DIRECTION – Every record that follows should be printed verbatim.

DATASET EXCERPTS –
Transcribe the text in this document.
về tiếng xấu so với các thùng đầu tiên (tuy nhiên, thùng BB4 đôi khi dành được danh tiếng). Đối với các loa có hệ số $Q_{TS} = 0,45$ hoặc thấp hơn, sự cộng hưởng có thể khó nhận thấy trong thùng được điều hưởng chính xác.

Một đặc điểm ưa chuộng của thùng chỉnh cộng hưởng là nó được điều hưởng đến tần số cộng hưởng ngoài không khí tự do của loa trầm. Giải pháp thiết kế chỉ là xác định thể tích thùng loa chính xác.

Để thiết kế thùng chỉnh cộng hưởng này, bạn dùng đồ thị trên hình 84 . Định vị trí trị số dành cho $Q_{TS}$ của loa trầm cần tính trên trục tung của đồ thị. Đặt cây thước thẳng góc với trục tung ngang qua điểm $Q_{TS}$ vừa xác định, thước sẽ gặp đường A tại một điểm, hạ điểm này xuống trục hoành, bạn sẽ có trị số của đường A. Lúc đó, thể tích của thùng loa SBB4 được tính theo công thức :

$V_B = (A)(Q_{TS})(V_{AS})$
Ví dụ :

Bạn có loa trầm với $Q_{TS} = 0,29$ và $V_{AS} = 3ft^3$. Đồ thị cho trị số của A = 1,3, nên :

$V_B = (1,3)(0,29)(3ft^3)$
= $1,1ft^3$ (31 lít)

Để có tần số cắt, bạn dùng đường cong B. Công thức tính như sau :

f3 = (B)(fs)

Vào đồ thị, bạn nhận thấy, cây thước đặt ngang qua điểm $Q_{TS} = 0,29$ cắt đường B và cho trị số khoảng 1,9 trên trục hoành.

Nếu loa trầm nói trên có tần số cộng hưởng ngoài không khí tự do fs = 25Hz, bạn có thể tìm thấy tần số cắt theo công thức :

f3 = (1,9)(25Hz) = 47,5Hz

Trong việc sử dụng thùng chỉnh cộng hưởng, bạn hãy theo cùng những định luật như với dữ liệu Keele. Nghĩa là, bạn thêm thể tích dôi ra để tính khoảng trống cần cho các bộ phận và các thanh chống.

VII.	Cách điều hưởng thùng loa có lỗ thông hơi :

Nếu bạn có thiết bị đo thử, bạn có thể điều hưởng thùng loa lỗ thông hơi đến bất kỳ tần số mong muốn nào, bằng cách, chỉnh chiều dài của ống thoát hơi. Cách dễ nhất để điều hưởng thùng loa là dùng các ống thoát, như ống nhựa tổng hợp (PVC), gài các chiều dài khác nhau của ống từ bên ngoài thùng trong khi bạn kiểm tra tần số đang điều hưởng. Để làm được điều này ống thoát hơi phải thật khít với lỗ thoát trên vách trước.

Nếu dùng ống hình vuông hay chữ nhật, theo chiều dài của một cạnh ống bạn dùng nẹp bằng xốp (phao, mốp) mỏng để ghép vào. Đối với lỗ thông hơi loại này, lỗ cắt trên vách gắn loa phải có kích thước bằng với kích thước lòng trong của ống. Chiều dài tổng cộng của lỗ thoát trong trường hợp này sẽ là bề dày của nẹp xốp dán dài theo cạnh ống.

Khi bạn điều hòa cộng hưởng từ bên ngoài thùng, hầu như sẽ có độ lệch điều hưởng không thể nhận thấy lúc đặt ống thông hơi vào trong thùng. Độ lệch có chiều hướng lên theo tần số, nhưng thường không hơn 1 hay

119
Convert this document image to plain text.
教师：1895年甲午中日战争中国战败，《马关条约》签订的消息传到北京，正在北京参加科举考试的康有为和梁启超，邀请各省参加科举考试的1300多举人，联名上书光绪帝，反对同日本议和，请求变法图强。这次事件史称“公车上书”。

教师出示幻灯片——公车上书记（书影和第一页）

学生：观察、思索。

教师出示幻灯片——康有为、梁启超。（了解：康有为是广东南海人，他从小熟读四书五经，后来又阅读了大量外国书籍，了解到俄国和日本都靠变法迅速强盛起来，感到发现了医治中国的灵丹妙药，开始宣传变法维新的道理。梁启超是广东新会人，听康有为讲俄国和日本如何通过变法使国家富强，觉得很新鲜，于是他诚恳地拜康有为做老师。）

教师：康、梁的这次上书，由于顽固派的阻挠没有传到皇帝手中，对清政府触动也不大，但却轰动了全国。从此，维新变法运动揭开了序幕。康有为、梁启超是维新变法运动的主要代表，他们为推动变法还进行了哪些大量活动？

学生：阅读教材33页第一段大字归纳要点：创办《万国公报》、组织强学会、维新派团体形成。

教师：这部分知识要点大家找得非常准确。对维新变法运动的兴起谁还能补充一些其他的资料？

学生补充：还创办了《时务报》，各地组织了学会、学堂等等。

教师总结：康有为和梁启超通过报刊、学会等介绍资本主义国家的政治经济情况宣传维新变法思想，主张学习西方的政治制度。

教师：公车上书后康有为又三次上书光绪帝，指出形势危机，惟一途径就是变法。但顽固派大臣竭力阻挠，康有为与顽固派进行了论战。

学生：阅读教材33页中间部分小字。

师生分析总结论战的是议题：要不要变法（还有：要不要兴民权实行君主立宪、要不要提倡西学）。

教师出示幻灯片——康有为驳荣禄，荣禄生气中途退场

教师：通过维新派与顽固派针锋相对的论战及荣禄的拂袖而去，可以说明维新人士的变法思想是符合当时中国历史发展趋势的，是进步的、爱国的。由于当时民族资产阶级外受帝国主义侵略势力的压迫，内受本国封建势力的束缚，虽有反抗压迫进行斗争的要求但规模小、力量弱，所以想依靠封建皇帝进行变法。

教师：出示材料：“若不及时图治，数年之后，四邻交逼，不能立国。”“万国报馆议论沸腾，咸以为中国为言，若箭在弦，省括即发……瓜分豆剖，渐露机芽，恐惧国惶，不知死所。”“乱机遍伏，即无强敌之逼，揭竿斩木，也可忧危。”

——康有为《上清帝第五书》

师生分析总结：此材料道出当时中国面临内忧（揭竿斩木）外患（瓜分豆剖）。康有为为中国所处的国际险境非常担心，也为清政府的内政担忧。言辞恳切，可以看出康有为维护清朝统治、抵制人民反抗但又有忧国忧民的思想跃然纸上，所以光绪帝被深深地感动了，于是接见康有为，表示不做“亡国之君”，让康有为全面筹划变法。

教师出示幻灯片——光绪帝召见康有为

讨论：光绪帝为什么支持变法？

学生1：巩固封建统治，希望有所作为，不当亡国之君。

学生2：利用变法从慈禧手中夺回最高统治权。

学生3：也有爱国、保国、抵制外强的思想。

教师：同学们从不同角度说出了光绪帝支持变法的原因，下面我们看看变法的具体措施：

WRITTEN ANSWER –
Transcribe the text in this document.
về tiếng xấu so với các thùng đầu tiên (tuy nhiên, thùng BB4 đôi khi dành được danh tiếng). Đối với các loa có hệ số $Q_{TS} = 0,45$ hoặc thấp hơn, sự cộng hưởng có thể khó nhận thấy trong thùng được điều hưởng chính xác.

Một đặc điểm ưa chuộng của thùng chỉnh cộng hưởng là nó được điều hưởng đến tần số cộng hưởng ngoài không khí tự do của loa trầm. Giải pháp thiết kế chỉ là xác định thể tích thùng loa chính xác.

Để thiết kế thùng chỉnh cộng hưởng này, bạn dùng đồ thị trên hình 84 . Định vị trí trị số dành cho $Q_{TS}$ của loa trầm cần tính trên trục tung của đồ thị. Đặt cây thước thẳng góc với trục tung ngang qua điểm $Q_{TS}$ vừa xác định, thước sẽ gặp đường A tại một điểm, hạ điểm này xuống trục hoành, bạn sẽ có trị số của đường A. Lúc đó, thể tích của thùng loa SBB4 được tính theo công thức :

$V_B = (A)(Q_{TS})(V_{AS})$
Ví dụ :

Bạn có loa trầm với $Q_{TS} = 0,29$ và $V_{AS} = 3ft^3$. Đồ thị cho trị số của A = 1,3, nên :

$V_B = (1,3)(0,29)(3ft^3)$
= $1,1ft^3$ (31 lít)

Để có tần số cắt, bạn dùng đường cong B. Công thức tính như sau :

f3 = (B)(fs)

Vào đồ thị, bạn nhận thấy, cây thước đặt ngang qua điểm $Q_{TS} = 0,29$ cắt đường B và cho trị số khoảng 1,9 trên trục hoành.

Nếu loa trầm nói trên có tần số cộng hưởng ngoài không khí tự do fs = 25Hz, bạn có thể tìm thấy tần số cắt theo công thức :

f3 = (1,9)(25Hz) = 47,5Hz

Trong việc sử dụng thùng chỉnh cộng hưởng, bạn hãy theo cùng những định luật như với dữ liệu Keele. Nghĩa là, bạn thêm thể tích dôi ra để tính khoảng trống cần cho các bộ phận và các thanh chống.

VII.	Cách điều hưởng thùng loa có lỗ thông hơi :

Nếu bạn có thiết bị đo thử, bạn có thể điều hưởng thùng loa lỗ thông hơi đến bất kỳ tần số mong muốn nào, bằng cách, chỉnh chiều dài của ống thoát hơi. Cách dễ nhất để điều hưởng thùng loa là dùng các ống thoát, như ống nhựa tổng hợp (PVC), gài các chiều dài khác nhau của ống từ bên ngoài thùng trong khi bạn kiểm tra tần số đang điều hưởng. Để làm được điều này ống thoát hơi phải thật khít với lỗ thoát trên vách trước.

Nếu dùng ống hình vuông hay chữ nhật, theo chiều dài của một cạnh ống bạn dùng nẹp bằng xốp (phao, mốp) mỏng để ghép vào. Đối với lỗ thông hơi loại này, lỗ cắt trên vách gắn loa phải có kích thước bằng với kích thước lòng trong của ống. Chiều dài tổng cộng của lỗ thoát trong trường hợp này sẽ là bề dày của nẹp xốp dán dài theo cạnh ống.

Khi bạn điều hòa cộng hưởng từ bên ngoài thùng, hầu như sẽ có độ lệch điều hưởng không thể nhận thấy lúc đặt ống thông hơi vào trong thùng. Độ lệch có chiều hướng lên theo tần số, nhưng thường không hơn 1 hay

119
Convert this document image to plain text.
教师：1895年甲午中日战争中国战败，《马关条约》签订的消息传到北京，正在北京参加科举考试的康有为和梁启超，邀请各省参加科举考试的1300多举人，联名上书光绪帝，反对同日本议和，请求变法图强。这次事件史称“公车上书”。

教师出示幻灯片——公车上书记（书影和第一页）

学生：观察、思索。

教师出示幻灯片——康有为、梁启超。（了解：康有为是广东南海人，他从小熟读四书五经，后来又阅读了大量外国书籍，了解到俄国和日本都靠变法迅速强盛起来，感到发现了医治中国的灵丹妙药，开始宣传变法维新的道理。梁启超是广东新会人，听康有为讲俄国和日本如何通过变法使国家富强，觉得很新鲜，于是他诚恳地拜康有为做老师。）

教师：康、梁的这次上书，由于顽固派的阻挠没有传到皇帝手中，对清政府触动也不大，但却轰动了全国。从此，维新变法运动揭开了序幕。康有为、梁启超是维新变法运动的主要代表，他们为推动变法还进行了哪些大量活动？

学生：阅读教材33页第一段大字归纳要点：创办《万国公报》、组织强学会、维新派团体形成。

教师：这部分知识要点大家找得非常准确。对维新变法运动的兴起谁还能补充一些其他的资料？

学生补充：还创办了《时务报》，各地组织了学会、学堂等等。

教师总结：康有为和梁启超通过报刊、学会等介绍资本主义国家的政治经济情况宣传维新变法思想，主张学习西方的政治制度。

教师：公车上书后康有为又三次上书光绪帝，指出形势危机，惟一途径就是变法。但顽固派大臣竭力阻挠，康有为与顽固派进行了论战。

学生：阅读教材33页中间部分小字。

师生分析总结论战的是议题：要不要变法（还有：要不要兴民权实行君主立宪、要不要提倡西学）。

教师出示幻灯片——康有为驳荣禄，荣禄生气中途退场

教师：通过维新派与顽固派针锋相对的论战及荣禄的拂袖而去，可以说明维新人士的变法思想是符合当时中国历史发展趋势的，是进步的、爱国的。由于当时民族资产阶级外受帝国主义侵略势力的压迫，内受本国封建势力的束缚，虽有反抗压迫进行斗争的要求但规模小、力量弱，所以想依靠封建皇帝进行变法。

教师：出示材料：“若不及时图治，数年之后，四邻交逼，不能立国。”“万国报馆议论沸腾，咸以为中国为言，若箭在弦，省括即发……瓜分豆剖，渐露机芽，恐惧国惶，不知死所。”“乱机遍伏，即无强敌之逼，揭竿斩木，也可忧危。”

——康有为《上清帝第五书》

师生分析总结：此材料道出当时中国面临内忧（揭竿斩木）外患（瓜分豆剖）。康有为为中国所处的国际险境非常担心，也为清政府的内政担忧。言辞恳切，可以看出康有为维护清朝统治、抵制人民反抗但又有忧国忧民的思想跃然纸上，所以光绪帝被深深地感动了，于是接见康有为，表示不做“亡国之君”，让康有为全面筹划变法。

教师出示幻灯片——光绪帝召见康有为

讨论：光绪帝为什么支持变法？

学生1：巩固封建统治，希望有所作为，不当亡国之君。

学生2：利用变法从慈禧手中夺回最高统治权。

学生3：也有爱国、保国、抵制外强的思想。

教师：同学们从不同角度说出了光绪帝支持变法的原因，下面我们看看变法的具体措施：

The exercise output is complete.